--- Start of INFORMATION PROVIDED ---

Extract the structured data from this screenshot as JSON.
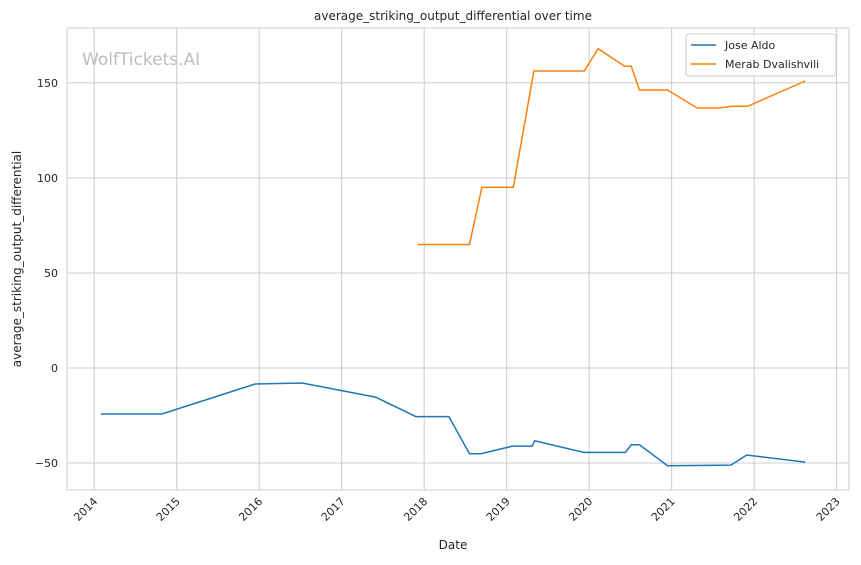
{
  "chart_data": {
    "type": "line",
    "title": "average_striking_output_differential over time",
    "xlabel": "Date",
    "ylabel": "average_striking_output_differential",
    "watermark": "WolfTickets.AI",
    "xlim": [
      2013.67,
      2023.15
    ],
    "ylim": [
      -64.2,
      178.9
    ],
    "xticks": [
      2014,
      2015,
      2016,
      2017,
      2018,
      2019,
      2020,
      2021,
      2022,
      2023
    ],
    "xtick_labels": [
      "2014",
      "2015",
      "2016",
      "2017",
      "2018",
      "2019",
      "2020",
      "2021",
      "2022",
      "2023"
    ],
    "yticks": [
      -50,
      0,
      50,
      100,
      150
    ],
    "ytick_labels": [
      "−50",
      "0",
      "50",
      "100",
      "150"
    ],
    "grid": true,
    "legend_position": "top-right",
    "series": [
      {
        "name": "Jose Aldo",
        "color": "#1f77b4",
        "x": [
          2014.08,
          2014.82,
          2015.95,
          2016.52,
          2017.41,
          2017.9,
          2018.3,
          2018.55,
          2018.69,
          2019.07,
          2019.31,
          2019.34,
          2019.93,
          2020.44,
          2020.51,
          2020.61,
          2020.95,
          2021.72,
          2021.91,
          2022.62
        ],
        "y": [
          -24.2,
          -24.2,
          -8.4,
          -7.9,
          -15.3,
          -25.6,
          -25.6,
          -45.1,
          -45.1,
          -41.1,
          -41.1,
          -38.3,
          -44.4,
          -44.4,
          -40.4,
          -40.4,
          -51.4,
          -51.1,
          -45.8,
          -49.5
        ]
      },
      {
        "name": "Merab Dvalishvili",
        "color": "#ff7f0e",
        "x": [
          2017.92,
          2018.55,
          2018.7,
          2019.08,
          2019.33,
          2019.94,
          2020.11,
          2020.43,
          2020.51,
          2020.61,
          2020.95,
          2021.31,
          2021.58,
          2021.74,
          2021.92,
          2022.62
        ],
        "y": [
          65,
          65,
          95,
          95,
          156.3,
          156.3,
          168,
          158.8,
          158.8,
          146.3,
          146.3,
          136.8,
          136.8,
          137.7,
          137.7,
          151
        ]
      }
    ]
  }
}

--- End of INFORMATION PROVIDED ---

* [WRITTEN INSTRUCTION]
Point out every line holding the string "name" and copy it.

* [SOLUTION TO THE EXERCISE]
        "name": "Jose Aldo",
        "name": "Merab Dvalishvili",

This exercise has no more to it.